GIVEN INSTRUCTION
Restate the full set of records exactly, word for word.
Start of MATERIAL PROVIDED
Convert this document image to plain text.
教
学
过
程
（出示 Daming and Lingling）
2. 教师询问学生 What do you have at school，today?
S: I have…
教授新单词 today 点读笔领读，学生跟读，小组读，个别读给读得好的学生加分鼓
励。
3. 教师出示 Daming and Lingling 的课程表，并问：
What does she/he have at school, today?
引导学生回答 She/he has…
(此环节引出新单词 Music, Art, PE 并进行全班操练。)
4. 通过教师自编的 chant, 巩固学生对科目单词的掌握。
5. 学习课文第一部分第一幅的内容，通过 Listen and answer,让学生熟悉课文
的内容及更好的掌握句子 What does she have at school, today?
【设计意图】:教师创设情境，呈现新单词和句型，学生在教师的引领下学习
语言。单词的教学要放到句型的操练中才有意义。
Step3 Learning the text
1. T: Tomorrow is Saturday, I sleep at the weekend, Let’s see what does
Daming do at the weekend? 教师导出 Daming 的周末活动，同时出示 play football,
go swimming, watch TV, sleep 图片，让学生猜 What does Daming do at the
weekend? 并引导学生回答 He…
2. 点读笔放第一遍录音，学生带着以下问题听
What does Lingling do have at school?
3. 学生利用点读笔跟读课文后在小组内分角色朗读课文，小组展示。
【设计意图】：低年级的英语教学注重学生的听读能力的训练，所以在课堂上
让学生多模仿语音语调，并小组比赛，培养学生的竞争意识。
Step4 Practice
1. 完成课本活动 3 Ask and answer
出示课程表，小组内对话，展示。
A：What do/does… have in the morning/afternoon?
End of MATERIAL PROVIDED
TASK RESULT
Convert this document image to plain text.
教
学
过
程
（出示 Daming and Lingling）
2. 教师询问学生 What do you have at school，today?
S: I have…
教授新单词 today 点读笔领读，学生跟读，小组读，个别读给读得好的学生加分鼓
励。
3. 教师出示 Daming and Lingling 的课程表，并问：
What does she/he have at school, today?
引导学生回答 She/he has…
(此环节引出新单词 Music, Art, PE 并进行全班操练。)
4. 通过教师自编的 chant, 巩固学生对科目单词的掌握。
5. 学习课文第一部分第一幅的内容，通过 Listen and answer,让学生熟悉课文
的内容及更好的掌握句子 What does she have at school, today?
【设计意图】:教师创设情境，呈现新单词和句型，学生在教师的引领下学习
语言。单词的教学要放到句型的操练中才有意义。
Step3 Learning the text
1. T: Tomorrow is Saturday, I sleep at the weekend, Let’s see what does
Daming do at the weekend? 教师导出 Daming 的周末活动，同时出示 play football,
go swimming, watch TV, sleep 图片，让学生猜 What does Daming do at the
weekend? 并引导学生回答 He…
2. 点读笔放第一遍录音，学生带着以下问题听
What does Lingling do have at school?
3. 学生利用点读笔跟读课文后在小组内分角色朗读课文，小组展示。
【设计意图】：低年级的英语教学注重学生的听读能力的训练，所以在课堂上
让学生多模仿语音语调，并小组比赛，培养学生的竞争意识。
Step4 Practice
1. 完成课本活动 3 Ask and answer
出示课程表，小组内对话，展示。
A：What do/does… have in the morning/afternoon?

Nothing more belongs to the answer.